### The problem
Copy every line of the entries that includes the word "name".

----

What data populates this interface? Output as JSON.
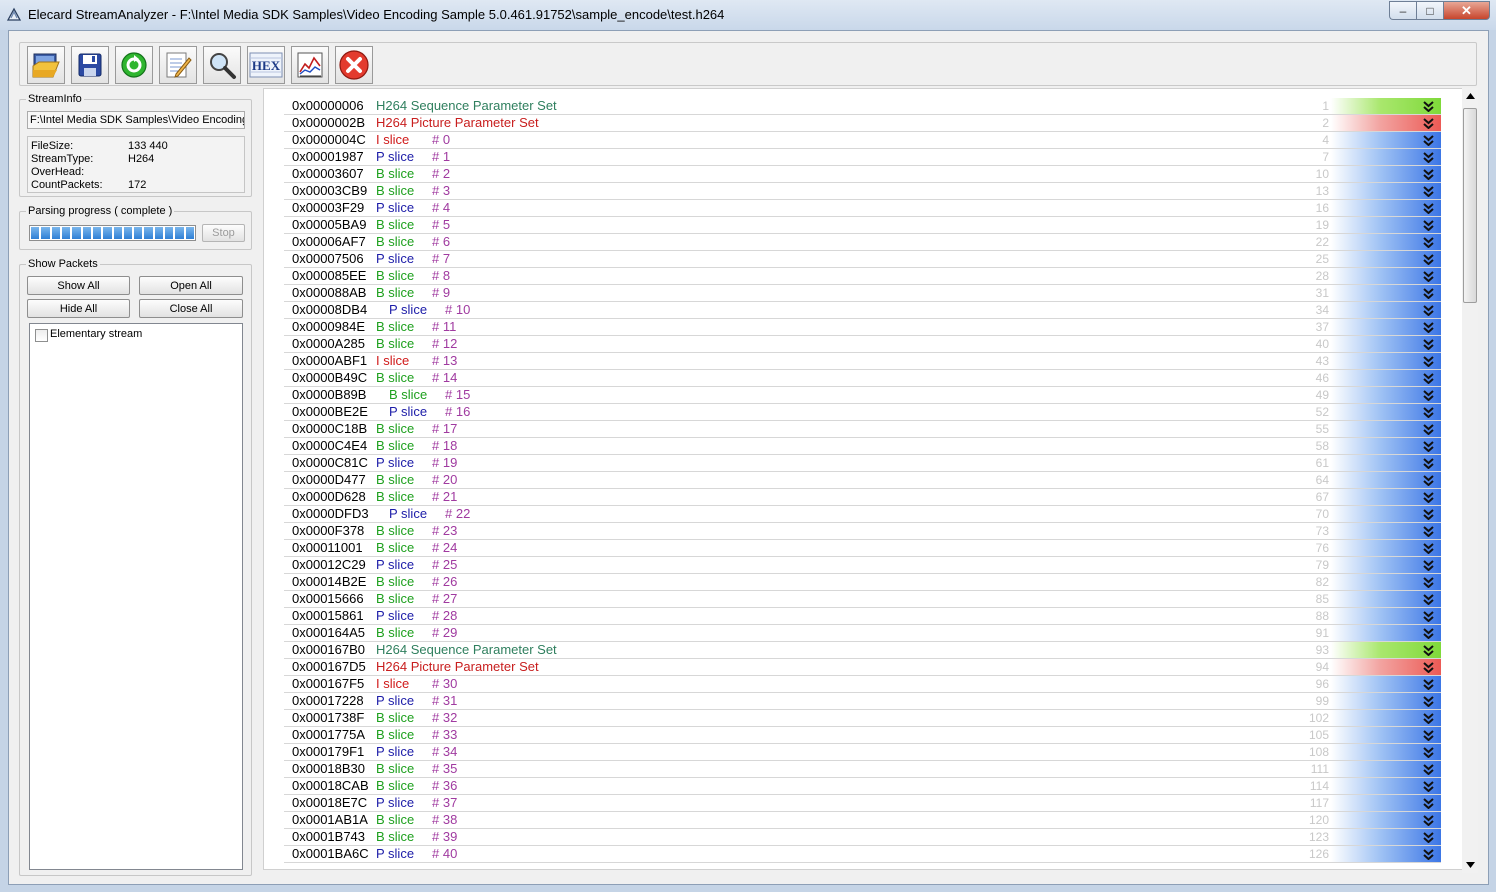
{
  "window": {
    "title": "Elecard StreamAnalyzer - F:\\Intel Media SDK Samples\\Video Encoding Sample 5.0.461.91752\\sample_encode\\test.h264",
    "min_label": "–",
    "max_label": "□",
    "close_label": "✕"
  },
  "toolbar": {
    "buttons": [
      {
        "name": "open-file-button",
        "icon": "open-folder-icon"
      },
      {
        "name": "save-button",
        "icon": "floppy-disk-icon"
      },
      {
        "name": "refresh-button",
        "icon": "green-refresh-icon"
      },
      {
        "name": "edit-button",
        "icon": "notepad-pencil-icon"
      },
      {
        "name": "search-button",
        "icon": "magnifier-icon"
      },
      {
        "name": "hex-view-button",
        "icon": "hex-icon",
        "label": "HEX"
      },
      {
        "name": "chart-button",
        "icon": "chart-icon"
      },
      {
        "name": "stop-close-button",
        "icon": "red-x-icon"
      }
    ]
  },
  "stream_info": {
    "title": "StreamInfo",
    "path": "F:\\Intel Media SDK Samples\\Video Encoding S",
    "rows": [
      {
        "key": "FileSize:",
        "value": "133 440"
      },
      {
        "key": "StreamType:",
        "value": "H264"
      },
      {
        "key": "OverHead:",
        "value": ""
      },
      {
        "key": "CountPackets:",
        "value": "172"
      }
    ]
  },
  "parsing": {
    "title": "Parsing progress ( complete )",
    "progress_percent": 100,
    "stop_label": "Stop"
  },
  "show_packets": {
    "title": "Show Packets",
    "show_all": "Show All",
    "open_all": "Open All",
    "hide_all": "Hide All",
    "close_all": "Close All",
    "tree_item": "Elementary stream"
  },
  "colors": {
    "sps": "#2f7f5e",
    "pps": "#c81e1e",
    "islice": "#d01a1a",
    "pslice": "#1c1ca8",
    "bslice": "#1ea01e",
    "number": "#a03aa0"
  },
  "packets": [
    {
      "addr": "0x00000006",
      "kind": "sps",
      "label": "H264 Sequence Parameter Set",
      "num": "",
      "idx": "1"
    },
    {
      "addr": "0x0000002B",
      "kind": "pps",
      "label": "H264 Picture Parameter Set",
      "num": "",
      "idx": "2"
    },
    {
      "addr": "0x0000004C",
      "kind": "I",
      "label": "I  slice",
      "num": "# 0",
      "idx": "4"
    },
    {
      "addr": "0x00001987",
      "kind": "P",
      "label": "P slice",
      "num": "# 1",
      "idx": "7"
    },
    {
      "addr": "0x00003607",
      "kind": "B",
      "label": "B slice",
      "num": "# 2",
      "idx": "10"
    },
    {
      "addr": "0x00003CB9",
      "kind": "B",
      "label": "B slice",
      "num": "# 3",
      "idx": "13"
    },
    {
      "addr": "0x00003F29",
      "kind": "P",
      "label": "P slice",
      "num": "# 4",
      "idx": "16"
    },
    {
      "addr": "0x00005BA9",
      "kind": "B",
      "label": "B slice",
      "num": "# 5",
      "idx": "19"
    },
    {
      "addr": "0x00006AF7",
      "kind": "B",
      "label": "B slice",
      "num": "# 6",
      "idx": "22"
    },
    {
      "addr": "0x00007506",
      "kind": "P",
      "label": "P slice",
      "num": "# 7",
      "idx": "25"
    },
    {
      "addr": "0x000085EE",
      "kind": "B",
      "label": "B slice",
      "num": "# 8",
      "idx": "28"
    },
    {
      "addr": "0x000088AB",
      "kind": "B",
      "label": "B slice",
      "num": "# 9",
      "idx": "31"
    },
    {
      "addr": "0x00008DB4",
      "kind": "P",
      "label": "P slice",
      "num": "# 10",
      "idx": "34",
      "wide": true
    },
    {
      "addr": "0x0000984E",
      "kind": "B",
      "label": "B slice",
      "num": "# 11",
      "idx": "37"
    },
    {
      "addr": "0x0000A285",
      "kind": "B",
      "label": "B slice",
      "num": "# 12",
      "idx": "40"
    },
    {
      "addr": "0x0000ABF1",
      "kind": "I",
      "label": "I  slice",
      "num": "# 13",
      "idx": "43"
    },
    {
      "addr": "0x0000B49C",
      "kind": "B",
      "label": "B slice",
      "num": "# 14",
      "idx": "46"
    },
    {
      "addr": "0x0000B89B",
      "kind": "B",
      "label": "B slice",
      "num": "# 15",
      "idx": "49",
      "wide": true
    },
    {
      "addr": "0x0000BE2E",
      "kind": "P",
      "label": "P slice",
      "num": "# 16",
      "idx": "52",
      "wide": true
    },
    {
      "addr": "0x0000C18B",
      "kind": "B",
      "label": "B slice",
      "num": "# 17",
      "idx": "55"
    },
    {
      "addr": "0x0000C4E4",
      "kind": "B",
      "label": "B slice",
      "num": "# 18",
      "idx": "58"
    },
    {
      "addr": "0x0000C81C",
      "kind": "P",
      "label": "P slice",
      "num": "# 19",
      "idx": "61"
    },
    {
      "addr": "0x0000D477",
      "kind": "B",
      "label": "B slice",
      "num": "# 20",
      "idx": "64"
    },
    {
      "addr": "0x0000D628",
      "kind": "B",
      "label": "B slice",
      "num": "# 21",
      "idx": "67"
    },
    {
      "addr": "0x0000DFD3",
      "kind": "P",
      "label": "P slice",
      "num": "# 22",
      "idx": "70",
      "wide": true
    },
    {
      "addr": "0x0000F378",
      "kind": "B",
      "label": "B slice",
      "num": "# 23",
      "idx": "73"
    },
    {
      "addr": "0x00011001",
      "kind": "B",
      "label": "B slice",
      "num": "# 24",
      "idx": "76"
    },
    {
      "addr": "0x00012C29",
      "kind": "P",
      "label": "P slice",
      "num": "# 25",
      "idx": "79"
    },
    {
      "addr": "0x00014B2E",
      "kind": "B",
      "label": "B slice",
      "num": "# 26",
      "idx": "82"
    },
    {
      "addr": "0x00015666",
      "kind": "B",
      "label": "B slice",
      "num": "# 27",
      "idx": "85"
    },
    {
      "addr": "0x00015861",
      "kind": "P",
      "label": "P slice",
      "num": "# 28",
      "idx": "88"
    },
    {
      "addr": "0x000164A5",
      "kind": "B",
      "label": "B slice",
      "num": "# 29",
      "idx": "91"
    },
    {
      "addr": "0x000167B0",
      "kind": "sps",
      "label": "H264 Sequence Parameter Set",
      "num": "",
      "idx": "93"
    },
    {
      "addr": "0x000167D5",
      "kind": "pps",
      "label": "H264 Picture Parameter Set",
      "num": "",
      "idx": "94"
    },
    {
      "addr": "0x000167F5",
      "kind": "I",
      "label": "I  slice",
      "num": "# 30",
      "idx": "96"
    },
    {
      "addr": "0x00017228",
      "kind": "P",
      "label": "P slice",
      "num": "# 31",
      "idx": "99"
    },
    {
      "addr": "0x0001738F",
      "kind": "B",
      "label": "B slice",
      "num": "# 32",
      "idx": "102"
    },
    {
      "addr": "0x0001775A",
      "kind": "B",
      "label": "B slice",
      "num": "# 33",
      "idx": "105"
    },
    {
      "addr": "0x000179F1",
      "kind": "P",
      "label": "P slice",
      "num": "# 34",
      "idx": "108"
    },
    {
      "addr": "0x00018B30",
      "kind": "B",
      "label": "B slice",
      "num": "# 35",
      "idx": "111"
    },
    {
      "addr": "0x00018CAB",
      "kind": "B",
      "label": "B slice",
      "num": "# 36",
      "idx": "114"
    },
    {
      "addr": "0x00018E7C",
      "kind": "P",
      "label": "P slice",
      "num": "# 37",
      "idx": "117"
    },
    {
      "addr": "0x0001AB1A",
      "kind": "B",
      "label": "B slice",
      "num": "# 38",
      "idx": "120"
    },
    {
      "addr": "0x0001B743",
      "kind": "B",
      "label": "B slice",
      "num": "# 39",
      "idx": "123"
    },
    {
      "addr": "0x0001BA6C",
      "kind": "P",
      "label": "P slice",
      "num": "# 40",
      "idx": "126"
    }
  ]
}
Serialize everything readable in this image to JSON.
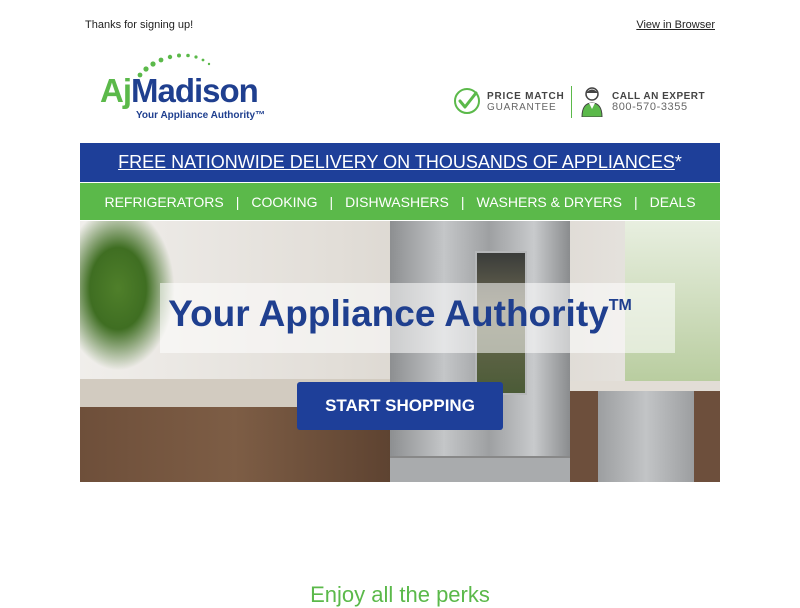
{
  "preheader": {
    "thanks": "Thanks for signing up!",
    "view_in_browser": "View in Browser"
  },
  "logo": {
    "brand_aj": "Aj",
    "brand_madison": "Madison",
    "tagline": "Your Appliance Authority™"
  },
  "header_badges": {
    "price_match_title": "PRICE MATCH",
    "price_match_sub": "GUARANTEE",
    "expert_title": "CALL AN EXPERT",
    "expert_phone": "800-570-3355"
  },
  "shipping_banner": {
    "text": "FREE NATIONWIDE DELIVERY ON THOUSANDS OF APPLIANCES",
    "suffix": "*"
  },
  "nav": {
    "items": [
      "REFRIGERATORS",
      "COOKING",
      "DISHWASHERS",
      "WASHERS & DRYERS",
      "DEALS"
    ],
    "separator": "|"
  },
  "hero": {
    "heading": "Your Appliance Authority",
    "trademark": "TM",
    "cta_label": "START SHOPPING"
  },
  "perks": {
    "heading": "Enjoy all the perks"
  },
  "colors": {
    "brand_blue": "#1e3f99",
    "brand_green": "#5bb94a"
  },
  "icons": [
    "check-circle-icon",
    "expert-agent-icon",
    "logo-dots-arc"
  ]
}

----

### Answer to the task
        "name": "open-file-button",
        "name": "save-button",
        "name": "refresh-button",
        "name": "edit-button",
        "name": "search-button",
        "name": "hex-view-button",
        "name": "chart-button",
        "name": "stop-close-button",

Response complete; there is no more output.